Start of Data excerpts

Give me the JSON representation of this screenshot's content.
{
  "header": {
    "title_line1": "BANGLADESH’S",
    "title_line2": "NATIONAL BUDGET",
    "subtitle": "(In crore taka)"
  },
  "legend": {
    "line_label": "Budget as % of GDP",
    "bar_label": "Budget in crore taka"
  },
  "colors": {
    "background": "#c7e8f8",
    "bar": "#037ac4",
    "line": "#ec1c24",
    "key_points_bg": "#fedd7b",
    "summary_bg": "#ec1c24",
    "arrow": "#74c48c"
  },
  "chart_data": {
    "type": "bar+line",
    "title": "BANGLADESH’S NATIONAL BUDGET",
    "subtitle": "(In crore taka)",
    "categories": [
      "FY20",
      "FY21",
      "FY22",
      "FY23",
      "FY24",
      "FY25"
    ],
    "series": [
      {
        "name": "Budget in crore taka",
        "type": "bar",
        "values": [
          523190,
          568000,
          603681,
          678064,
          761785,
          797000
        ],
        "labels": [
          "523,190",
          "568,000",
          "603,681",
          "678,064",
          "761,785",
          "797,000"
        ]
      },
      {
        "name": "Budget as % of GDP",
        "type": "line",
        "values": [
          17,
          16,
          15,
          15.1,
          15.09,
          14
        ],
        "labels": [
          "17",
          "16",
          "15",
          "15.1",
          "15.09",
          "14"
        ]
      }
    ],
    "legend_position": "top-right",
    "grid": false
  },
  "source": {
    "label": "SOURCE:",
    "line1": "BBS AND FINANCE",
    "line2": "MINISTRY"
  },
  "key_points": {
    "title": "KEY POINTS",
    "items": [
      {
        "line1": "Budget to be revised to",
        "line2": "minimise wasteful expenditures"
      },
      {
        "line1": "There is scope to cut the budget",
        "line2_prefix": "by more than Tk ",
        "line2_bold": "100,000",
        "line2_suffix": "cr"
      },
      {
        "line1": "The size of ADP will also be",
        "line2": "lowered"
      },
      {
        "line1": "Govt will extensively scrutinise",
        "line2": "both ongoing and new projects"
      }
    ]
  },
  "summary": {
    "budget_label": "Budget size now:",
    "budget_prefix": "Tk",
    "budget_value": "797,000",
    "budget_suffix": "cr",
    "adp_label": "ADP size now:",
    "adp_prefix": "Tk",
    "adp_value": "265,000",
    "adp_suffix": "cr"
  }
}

End of Data excerpts

» **What is expected**: Please repeat the listing exactly, with nothing left out.

» **In response**:
Give me the JSON representation of this screenshot's content.
{
  "header": {
    "title_line1": "BANGLADESH’S",
    "title_line2": "NATIONAL BUDGET",
    "subtitle": "(In crore taka)"
  },
  "legend": {
    "line_label": "Budget as % of GDP",
    "bar_label": "Budget in crore taka"
  },
  "colors": {
    "background": "#c7e8f8",
    "bar": "#037ac4",
    "line": "#ec1c24",
    "key_points_bg": "#fedd7b",
    "summary_bg": "#ec1c24",
    "arrow": "#74c48c"
  },
  "chart_data": {
    "type": "bar+line",
    "title": "BANGLADESH’S NATIONAL BUDGET",
    "subtitle": "(In crore taka)",
    "categories": [
      "FY20",
      "FY21",
      "FY22",
      "FY23",
      "FY24",
      "FY25"
    ],
    "series": [
      {
        "name": "Budget in crore taka",
        "type": "bar",
        "values": [
          523190,
          568000,
          603681,
          678064,
          761785,
          797000
        ],
        "labels": [
          "523,190",
          "568,000",
          "603,681",
          "678,064",
          "761,785",
          "797,000"
        ]
      },
      {
        "name": "Budget as % of GDP",
        "type": "line",
        "values": [
          17,
          16,
          15,
          15.1,
          15.09,
          14
        ],
        "labels": [
          "17",
          "16",
          "15",
          "15.1",
          "15.09",
          "14"
        ]
      }
    ],
    "legend_position": "top-right",
    "grid": false
  },
  "source": {
    "label": "SOURCE:",
    "line1": "BBS AND FINANCE",
    "line2": "MINISTRY"
  },
  "key_points": {
    "title": "KEY POINTS",
    "items": [
      {
        "line1": "Budget to be revised to",
        "line2": "minimise wasteful expenditures"
      },
      {
        "line1": "There is scope to cut the budget",
        "line2_prefix": "by more than Tk ",
        "line2_bold": "100,000",
        "line2_suffix": "cr"
      },
      {
        "line1": "The size of ADP will also be",
        "line2": "lowered"
      },
      {
        "line1": "Govt will extensively scrutinise",
        "line2": "both ongoing and new projects"
      }
    ]
  },
  "summary": {
    "budget_label": "Budget size now:",
    "budget_prefix": "Tk",
    "budget_value": "797,000",
    "budget_suffix": "cr",
    "adp_label": "ADP size now:",
    "adp_prefix": "Tk",
    "adp_value": "265,000",
    "adp_suffix": "cr"
  }
}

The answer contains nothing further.